▶ [THE TASK]
From the listing below, return each line that includes "подготовке".

▶ [STORED ROWS]
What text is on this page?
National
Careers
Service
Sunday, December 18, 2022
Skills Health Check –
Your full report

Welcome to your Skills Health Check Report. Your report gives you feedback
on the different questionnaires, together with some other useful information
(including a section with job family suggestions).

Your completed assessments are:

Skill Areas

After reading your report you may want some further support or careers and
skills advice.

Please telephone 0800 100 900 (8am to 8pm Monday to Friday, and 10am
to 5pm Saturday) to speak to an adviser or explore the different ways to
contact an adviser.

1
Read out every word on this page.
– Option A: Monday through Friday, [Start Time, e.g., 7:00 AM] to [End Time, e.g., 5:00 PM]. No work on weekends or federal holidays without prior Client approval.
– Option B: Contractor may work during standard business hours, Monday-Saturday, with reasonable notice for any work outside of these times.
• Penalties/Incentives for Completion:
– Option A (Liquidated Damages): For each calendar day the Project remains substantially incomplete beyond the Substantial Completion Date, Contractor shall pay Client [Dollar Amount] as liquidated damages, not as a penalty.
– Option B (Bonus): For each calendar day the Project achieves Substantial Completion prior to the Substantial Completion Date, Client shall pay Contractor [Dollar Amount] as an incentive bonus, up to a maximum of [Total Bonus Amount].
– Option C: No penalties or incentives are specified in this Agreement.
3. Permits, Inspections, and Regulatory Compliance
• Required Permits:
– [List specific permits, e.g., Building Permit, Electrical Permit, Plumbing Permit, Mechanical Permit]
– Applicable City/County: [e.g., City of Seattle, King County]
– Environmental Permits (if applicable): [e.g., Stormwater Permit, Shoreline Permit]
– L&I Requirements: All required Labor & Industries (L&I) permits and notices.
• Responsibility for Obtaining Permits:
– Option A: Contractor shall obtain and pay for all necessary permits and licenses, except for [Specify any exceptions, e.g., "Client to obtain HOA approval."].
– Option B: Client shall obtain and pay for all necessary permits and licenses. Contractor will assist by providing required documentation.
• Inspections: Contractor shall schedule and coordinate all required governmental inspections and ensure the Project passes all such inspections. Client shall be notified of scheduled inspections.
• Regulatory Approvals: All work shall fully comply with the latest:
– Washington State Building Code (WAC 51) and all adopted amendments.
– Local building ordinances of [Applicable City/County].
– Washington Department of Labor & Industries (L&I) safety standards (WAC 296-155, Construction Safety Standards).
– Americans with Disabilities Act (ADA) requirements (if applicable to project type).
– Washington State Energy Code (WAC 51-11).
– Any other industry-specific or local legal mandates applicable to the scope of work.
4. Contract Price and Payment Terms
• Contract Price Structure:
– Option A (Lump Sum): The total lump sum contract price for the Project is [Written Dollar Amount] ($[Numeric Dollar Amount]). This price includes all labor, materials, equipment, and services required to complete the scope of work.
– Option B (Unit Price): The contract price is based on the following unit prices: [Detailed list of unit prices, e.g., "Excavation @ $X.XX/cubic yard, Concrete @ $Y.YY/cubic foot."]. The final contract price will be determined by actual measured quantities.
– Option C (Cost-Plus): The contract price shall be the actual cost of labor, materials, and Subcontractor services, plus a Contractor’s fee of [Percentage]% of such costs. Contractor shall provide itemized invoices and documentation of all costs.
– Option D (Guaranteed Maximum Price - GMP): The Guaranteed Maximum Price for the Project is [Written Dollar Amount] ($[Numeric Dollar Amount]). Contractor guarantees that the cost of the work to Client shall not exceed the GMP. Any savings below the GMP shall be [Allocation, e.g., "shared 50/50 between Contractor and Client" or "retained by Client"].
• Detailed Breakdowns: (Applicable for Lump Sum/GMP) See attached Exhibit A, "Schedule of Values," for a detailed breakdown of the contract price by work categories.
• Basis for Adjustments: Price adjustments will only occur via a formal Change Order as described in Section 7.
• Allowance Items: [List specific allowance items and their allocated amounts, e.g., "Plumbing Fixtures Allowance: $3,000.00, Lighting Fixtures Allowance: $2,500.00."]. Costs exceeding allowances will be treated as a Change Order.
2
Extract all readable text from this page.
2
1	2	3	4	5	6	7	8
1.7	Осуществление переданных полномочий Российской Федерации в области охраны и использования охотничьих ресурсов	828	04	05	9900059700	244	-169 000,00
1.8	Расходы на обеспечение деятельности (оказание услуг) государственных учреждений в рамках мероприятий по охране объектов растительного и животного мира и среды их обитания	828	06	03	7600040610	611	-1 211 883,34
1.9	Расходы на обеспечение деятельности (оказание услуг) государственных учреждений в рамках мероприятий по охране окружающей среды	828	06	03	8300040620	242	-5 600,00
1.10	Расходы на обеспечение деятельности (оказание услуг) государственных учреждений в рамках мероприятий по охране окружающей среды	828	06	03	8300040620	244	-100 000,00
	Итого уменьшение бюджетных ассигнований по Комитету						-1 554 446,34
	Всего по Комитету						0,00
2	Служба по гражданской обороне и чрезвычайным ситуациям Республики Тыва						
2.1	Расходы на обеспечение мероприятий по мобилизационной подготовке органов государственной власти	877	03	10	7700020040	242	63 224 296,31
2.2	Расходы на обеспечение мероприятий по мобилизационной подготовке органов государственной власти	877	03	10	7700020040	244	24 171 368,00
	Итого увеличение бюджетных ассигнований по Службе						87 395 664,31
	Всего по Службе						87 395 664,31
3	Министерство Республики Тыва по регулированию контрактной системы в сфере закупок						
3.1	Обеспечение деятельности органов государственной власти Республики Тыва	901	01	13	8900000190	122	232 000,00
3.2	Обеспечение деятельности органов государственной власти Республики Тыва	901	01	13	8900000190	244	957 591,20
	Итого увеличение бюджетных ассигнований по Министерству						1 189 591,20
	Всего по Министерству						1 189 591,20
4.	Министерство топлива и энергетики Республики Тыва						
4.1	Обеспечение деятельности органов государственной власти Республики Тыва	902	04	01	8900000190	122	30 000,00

▶ [RESULT OF THIS EXERCISE]
2.1	Расходы на обеспечение мероприятий по мобилизационной подготовке органов государственной власти	877	03	10	7700020040	242	63 224 296,31
2.2	Расходы на обеспечение мероприятий по мобилизационной подготовке органов государственной власти	877	03	10	7700020040	244	24 171 368,00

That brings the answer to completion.